▶ _Provided passage_:
Florian Kerschbaum, director of the Waterloo Cybersecurity and Privacy Institute, said when it comes to contact tracing, Bluetooth is far better for privacy than GPS.
He said COVID Alert and ABTraceTogether are very similar, except that Alberta’s app is meant to enhance manual contact tracing — done by real people, reaching out by telephone — while COVID Alert isn’t part of manual contact tracing, since notifications are automatic.
Kerschbaum said contact tracing apps are an example of something called the privacy paradox, where people are concerned about privacy in principle, but will willingly give up private information for a small reward.
That’s why many people will use Facebook or Google Maps or other apps that record data, even location data, but won’t download a contact tracing app — because the app doesn’t benefit them as much as it benefits others.
“The app is very similar to a face mask … my face mask protects you, your face mask protects me.”
Kerschbaum explained that much of the information people are concerned about sharing — location, for instance — is already in the hands of Google and Apple and other companies. Meanwhile, public health agencies have information such as people’s test results and contact information.
“All you need to do is link the two,” he said, adding that the app is essentially a “social contract” allowing this to happen.
He said he’ll be downloading COVID Alert when it’s available, but he’s less sure about the Alberta app, mostly because of the government’s approach to it.
He said transparency on the part of the government is key in developing these apps so that the public feels informed, and the Alberta app came as a surprise.
“The Alberta government has made a major mistake in not involving the public from the start,” he said.
Scassa said she’s concerned the national app won’t be able to cover the whole country, because it needs to have the buy-in of provincial health agencies, which do the testing. And if the app isn’t compatible between provinces, that could severely impact its effectiveness, she said — such as in places like Ottawa, where Gatineau, Que., is just a short drive across the border, and many people work in one city but live in the other.

▶ _Input data_:

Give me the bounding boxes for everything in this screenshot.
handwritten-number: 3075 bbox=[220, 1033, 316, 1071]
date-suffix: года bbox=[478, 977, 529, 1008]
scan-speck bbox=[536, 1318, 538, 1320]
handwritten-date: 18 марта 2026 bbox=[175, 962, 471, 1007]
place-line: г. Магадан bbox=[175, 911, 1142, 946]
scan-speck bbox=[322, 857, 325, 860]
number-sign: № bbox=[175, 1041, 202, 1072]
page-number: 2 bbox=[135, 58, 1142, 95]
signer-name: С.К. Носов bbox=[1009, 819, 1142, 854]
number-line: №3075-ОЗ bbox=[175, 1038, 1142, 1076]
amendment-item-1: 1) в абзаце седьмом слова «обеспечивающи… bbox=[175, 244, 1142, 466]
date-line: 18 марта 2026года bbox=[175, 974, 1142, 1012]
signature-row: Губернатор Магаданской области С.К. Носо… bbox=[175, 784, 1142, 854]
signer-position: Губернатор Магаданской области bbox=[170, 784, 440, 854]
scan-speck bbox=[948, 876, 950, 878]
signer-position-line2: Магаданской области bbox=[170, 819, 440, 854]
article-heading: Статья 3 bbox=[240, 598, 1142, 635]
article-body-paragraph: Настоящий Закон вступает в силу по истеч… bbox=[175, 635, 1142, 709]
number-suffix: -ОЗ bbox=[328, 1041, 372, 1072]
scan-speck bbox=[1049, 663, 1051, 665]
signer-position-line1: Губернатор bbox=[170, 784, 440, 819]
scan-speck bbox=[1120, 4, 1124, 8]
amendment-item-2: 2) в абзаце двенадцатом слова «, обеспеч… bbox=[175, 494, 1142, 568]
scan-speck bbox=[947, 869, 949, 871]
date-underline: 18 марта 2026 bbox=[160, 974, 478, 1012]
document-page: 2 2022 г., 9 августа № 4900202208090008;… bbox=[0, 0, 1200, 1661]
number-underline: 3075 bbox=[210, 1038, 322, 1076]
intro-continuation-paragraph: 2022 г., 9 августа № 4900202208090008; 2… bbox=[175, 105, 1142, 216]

▶ _Assignment 1_: Rewrite the contact tracing passage starting with "Kerschbaum explained that" and going on through "as a surprise.", putting "health authorities" in place of "public health agencies".
▶ _Assignment 2_: Carry on the article about contact tracing apps from the point where it stops.

▶ _Written answer 1_:
Kerschbaum explained that much of the information people are concerned about sharing — location, for instance — is already in the hands of Google and Apple and other companies. Meanwhile, health authorities have information such as people’s test results and contact information.
“All you need to do is link the two,” he said, adding that the app is essentially a “social contract” allowing this to happen.
He said he’ll be downloading COVID Alert when it’s available, but he’s less sure about the Alberta app, mostly because of the government’s approach to it.
He said transparency on the part of the government is key in developing these apps so that the public feels informed, and the Alberta app came as a surprise.

▶ _Written answer 2_:
For Fay Arjomandi, president and CEO of mimik technology, privacy is a major concern when it comes to contact tracing apps, and she thinks this will prevent their use. Like Scassa, she noted that in some apps, a user’s data is private until they contract COVID-19, at which point they turn their data over to the public health agency.
On May 21, Arjomandi presented to the House of Commons’ standing committee on industry, science and technology alongside Google and IBM. She said she’s trying to show the government that her company’s patented “hybrid edgeCloud” computing platform is a more secure way of deploying these apps.
With this technology, the phone acts as its own server, detecting exposure and storing the exposure log on the device instead of sending it to a central system, she said. If a user tests positive for COVID-19, instead of sending their test ID to a public health authority and allowing the authority to access their data, Arjomandi’s platform would allow the user to send out their own anonymous alerts using a token, eliminating the central third party.
“If somebody gets infected, it can initiate a … community broadcast message from the device, and without sharing any information,” she said. “I am the cloud, I am the provider, I am the identity — and now an app can utilize this on my device.”
Like Kerschbaum, Arjomandi wants more accountability from the governments developing these apps.
“It’s important that we have a transparent conversation.”